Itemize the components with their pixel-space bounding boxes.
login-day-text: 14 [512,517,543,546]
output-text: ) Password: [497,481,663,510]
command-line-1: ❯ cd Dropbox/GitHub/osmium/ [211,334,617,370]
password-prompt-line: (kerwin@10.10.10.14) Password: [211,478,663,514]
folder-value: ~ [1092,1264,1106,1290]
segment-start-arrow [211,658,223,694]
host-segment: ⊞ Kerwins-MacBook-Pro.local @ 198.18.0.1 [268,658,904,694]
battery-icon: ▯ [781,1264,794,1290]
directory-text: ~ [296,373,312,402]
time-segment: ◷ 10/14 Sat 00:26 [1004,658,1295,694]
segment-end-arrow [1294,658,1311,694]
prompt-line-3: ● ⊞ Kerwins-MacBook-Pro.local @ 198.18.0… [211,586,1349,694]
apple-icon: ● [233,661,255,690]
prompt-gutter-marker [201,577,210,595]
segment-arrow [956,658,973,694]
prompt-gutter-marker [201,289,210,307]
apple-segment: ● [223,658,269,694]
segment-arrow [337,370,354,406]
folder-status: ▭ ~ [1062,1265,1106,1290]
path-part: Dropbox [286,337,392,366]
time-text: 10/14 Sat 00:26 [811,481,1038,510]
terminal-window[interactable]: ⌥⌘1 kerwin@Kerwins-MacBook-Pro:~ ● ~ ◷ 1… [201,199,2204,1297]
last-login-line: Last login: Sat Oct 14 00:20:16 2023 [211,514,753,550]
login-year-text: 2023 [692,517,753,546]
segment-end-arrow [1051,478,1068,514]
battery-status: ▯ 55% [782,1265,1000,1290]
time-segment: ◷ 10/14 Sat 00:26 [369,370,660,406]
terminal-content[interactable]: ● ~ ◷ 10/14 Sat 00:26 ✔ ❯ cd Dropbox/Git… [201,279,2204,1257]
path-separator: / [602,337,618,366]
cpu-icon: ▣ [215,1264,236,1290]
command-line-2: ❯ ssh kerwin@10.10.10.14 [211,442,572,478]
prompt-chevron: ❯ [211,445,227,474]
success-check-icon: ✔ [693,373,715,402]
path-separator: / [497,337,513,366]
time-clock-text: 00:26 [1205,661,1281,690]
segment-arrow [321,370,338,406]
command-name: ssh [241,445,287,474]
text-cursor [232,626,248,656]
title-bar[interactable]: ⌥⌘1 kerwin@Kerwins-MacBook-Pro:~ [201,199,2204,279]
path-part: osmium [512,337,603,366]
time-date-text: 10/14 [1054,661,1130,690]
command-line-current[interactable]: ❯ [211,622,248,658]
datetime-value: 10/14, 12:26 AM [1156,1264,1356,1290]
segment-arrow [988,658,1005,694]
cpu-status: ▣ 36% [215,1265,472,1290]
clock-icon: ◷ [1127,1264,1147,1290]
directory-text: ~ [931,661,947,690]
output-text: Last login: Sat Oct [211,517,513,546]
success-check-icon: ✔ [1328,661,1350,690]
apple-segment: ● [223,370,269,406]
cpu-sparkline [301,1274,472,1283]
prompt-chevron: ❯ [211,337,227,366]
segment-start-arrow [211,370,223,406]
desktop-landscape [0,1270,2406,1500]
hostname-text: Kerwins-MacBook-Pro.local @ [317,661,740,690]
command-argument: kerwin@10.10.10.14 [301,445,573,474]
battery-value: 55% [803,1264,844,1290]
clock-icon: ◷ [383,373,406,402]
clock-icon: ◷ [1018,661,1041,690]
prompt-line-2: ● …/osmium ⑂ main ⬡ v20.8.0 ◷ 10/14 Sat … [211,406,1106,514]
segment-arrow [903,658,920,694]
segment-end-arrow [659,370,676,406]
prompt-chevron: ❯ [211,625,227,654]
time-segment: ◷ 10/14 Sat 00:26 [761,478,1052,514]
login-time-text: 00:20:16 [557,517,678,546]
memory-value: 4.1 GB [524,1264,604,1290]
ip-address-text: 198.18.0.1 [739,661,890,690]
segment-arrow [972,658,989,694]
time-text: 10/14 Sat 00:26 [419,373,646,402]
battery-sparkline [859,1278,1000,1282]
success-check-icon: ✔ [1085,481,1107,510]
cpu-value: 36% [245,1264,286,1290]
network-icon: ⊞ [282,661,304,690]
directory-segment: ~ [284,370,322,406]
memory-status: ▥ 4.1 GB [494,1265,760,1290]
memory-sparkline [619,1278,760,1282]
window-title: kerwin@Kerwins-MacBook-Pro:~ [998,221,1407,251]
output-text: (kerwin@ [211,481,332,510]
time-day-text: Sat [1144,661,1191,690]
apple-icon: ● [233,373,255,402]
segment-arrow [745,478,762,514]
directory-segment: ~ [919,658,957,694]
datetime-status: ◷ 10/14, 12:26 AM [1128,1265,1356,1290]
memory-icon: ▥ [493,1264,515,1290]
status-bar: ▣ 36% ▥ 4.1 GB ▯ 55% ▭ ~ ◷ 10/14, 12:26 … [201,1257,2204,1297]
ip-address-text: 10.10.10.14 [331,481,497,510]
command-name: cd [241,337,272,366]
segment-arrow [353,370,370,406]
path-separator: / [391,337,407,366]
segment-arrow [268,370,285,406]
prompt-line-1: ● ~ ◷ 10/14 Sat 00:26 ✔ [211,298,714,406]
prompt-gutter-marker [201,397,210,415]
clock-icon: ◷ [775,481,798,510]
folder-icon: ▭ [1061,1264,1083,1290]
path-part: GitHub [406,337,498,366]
◇ ◇ ◇ ◇ ◇
▶ Exercise requirements
Return every row above verbatim, keeping each line's wording, punctuation and bracketed coordinates unchanged and in the same order.

▶ Output below
Itemize the components with their pixel-space bounding boxes.
login-day-text: 14 [512,517,543,546]
output-text: ) Password: [497,481,663,510]
command-line-1: ❯ cd Dropbox/GitHub/osmium/ [211,334,617,370]
password-prompt-line: (kerwin@10.10.10.14) Password: [211,478,663,514]
folder-value: ~ [1092,1264,1106,1290]
segment-start-arrow [211,658,223,694]
host-segment: ⊞ Kerwins-MacBook-Pro.local @ 198.18.0.1 [268,658,904,694]
battery-icon: ▯ [781,1264,794,1290]
directory-text: ~ [296,373,312,402]
time-segment: ◷ 10/14 Sat 00:26 [1004,658,1295,694]
segment-end-arrow [1294,658,1311,694]
prompt-line-3: ● ⊞ Kerwins-MacBook-Pro.local @ 198.18.0… [211,586,1349,694]
apple-icon: ● [233,661,255,690]
prompt-gutter-marker [201,577,210,595]
segment-arrow [956,658,973,694]
prompt-gutter-marker [201,289,210,307]
apple-segment: ● [223,658,269,694]
segment-arrow [337,370,354,406]
folder-status: ▭ ~ [1062,1265,1106,1290]
path-part: Dropbox [286,337,392,366]
time-text: 10/14 Sat 00:26 [811,481,1038,510]
terminal-window[interactable]: ⌥⌘1 kerwin@Kerwins-MacBook-Pro:~ ● ~ ◷ 1… [201,199,2204,1297]
last-login-line: Last login: Sat Oct 14 00:20:16 2023 [211,514,753,550]
login-year-text: 2023 [692,517,753,546]
segment-end-arrow [1051,478,1068,514]
battery-status: ▯ 55% [782,1265,1000,1290]
time-segment: ◷ 10/14 Sat 00:26 [369,370,660,406]
terminal-content[interactable]: ● ~ ◷ 10/14 Sat 00:26 ✔ ❯ cd Dropbox/Git… [201,279,2204,1257]
path-separator: / [602,337,618,366]
cpu-icon: ▣ [215,1264,236,1290]
command-line-2: ❯ ssh kerwin@10.10.10.14 [211,442,572,478]
prompt-chevron: ❯ [211,445,227,474]
success-check-icon: ✔ [693,373,715,402]
path-separator: / [497,337,513,366]
time-clock-text: 00:26 [1205,661,1281,690]
segment-arrow [321,370,338,406]
command-name: ssh [241,445,287,474]
text-cursor [232,626,248,656]
title-bar[interactable]: ⌥⌘1 kerwin@Kerwins-MacBook-Pro:~ [201,199,2204,279]
path-part: osmium [512,337,603,366]
time-date-text: 10/14 [1054,661,1130,690]
command-line-current[interactable]: ❯ [211,622,248,658]
datetime-value: 10/14, 12:26 AM [1156,1264,1356,1290]
segment-arrow [988,658,1005,694]
cpu-status: ▣ 36% [215,1265,472,1290]
clock-icon: ◷ [1127,1264,1147,1290]
directory-text: ~ [931,661,947,690]
output-text: Last login: Sat Oct [211,517,513,546]
success-check-icon: ✔ [1328,661,1350,690]
apple-segment: ● [223,370,269,406]
cpu-sparkline [301,1274,472,1283]
prompt-chevron: ❯ [211,337,227,366]
segment-start-arrow [211,370,223,406]
desktop-landscape [0,1270,2406,1500]
hostname-text: Kerwins-MacBook-Pro.local @ [317,661,740,690]
command-argument: kerwin@10.10.10.14 [301,445,573,474]
battery-value: 55% [803,1264,844,1290]
clock-icon: ◷ [383,373,406,402]
clock-icon: ◷ [1018,661,1041,690]
prompt-line-2: ● …/osmium ⑂ main ⬡ v20.8.0 ◷ 10/14 Sat … [211,406,1106,514]
segment-arrow [903,658,920,694]
segment-end-arrow [659,370,676,406]
prompt-chevron: ❯ [211,625,227,654]
time-segment: ◷ 10/14 Sat 00:26 [761,478,1052,514]
login-time-text: 00:20:16 [557,517,678,546]
memory-value: 4.1 GB [524,1264,604,1290]
ip-address-text: 198.18.0.1 [739,661,890,690]
segment-arrow [972,658,989,694]
time-text: 10/14 Sat 00:26 [419,373,646,402]
battery-sparkline [859,1278,1000,1282]
success-check-icon: ✔ [1085,481,1107,510]
cpu-value: 36% [245,1264,286,1290]
network-icon: ⊞ [282,661,304,690]
directory-segment: ~ [284,370,322,406]
memory-status: ▥ 4.1 GB [494,1265,760,1290]
memory-sparkline [619,1278,760,1282]
window-title: kerwin@Kerwins-MacBook-Pro:~ [998,221,1407,251]
output-text: (kerwin@ [211,481,332,510]
time-day-text: Sat [1144,661,1191,690]
apple-icon: ● [233,373,255,402]
segment-arrow [745,478,762,514]
directory-segment: ~ [919,658,957,694]
datetime-status: ◷ 10/14, 12:26 AM [1128,1265,1356,1290]
memory-icon: ▥ [493,1264,515,1290]
status-bar: ▣ 36% ▥ 4.1 GB ▯ 55% ▭ ~ ◷ 10/14, 12:26 … [201,1257,2204,1297]
ip-address-text: 10.10.10.14 [331,481,497,510]
command-name: cd [241,337,272,366]
segment-arrow [353,370,370,406]
path-separator: / [391,337,407,366]
segment-arrow [268,370,285,406]
prompt-line-1: ● ~ ◷ 10/14 Sat 00:26 ✔ [211,298,714,406]
prompt-gutter-marker [201,397,210,415]
clock-icon: ◷ [775,481,798,510]
folder-icon: ▭ [1061,1264,1083,1290]
path-part: GitHub [406,337,498,366]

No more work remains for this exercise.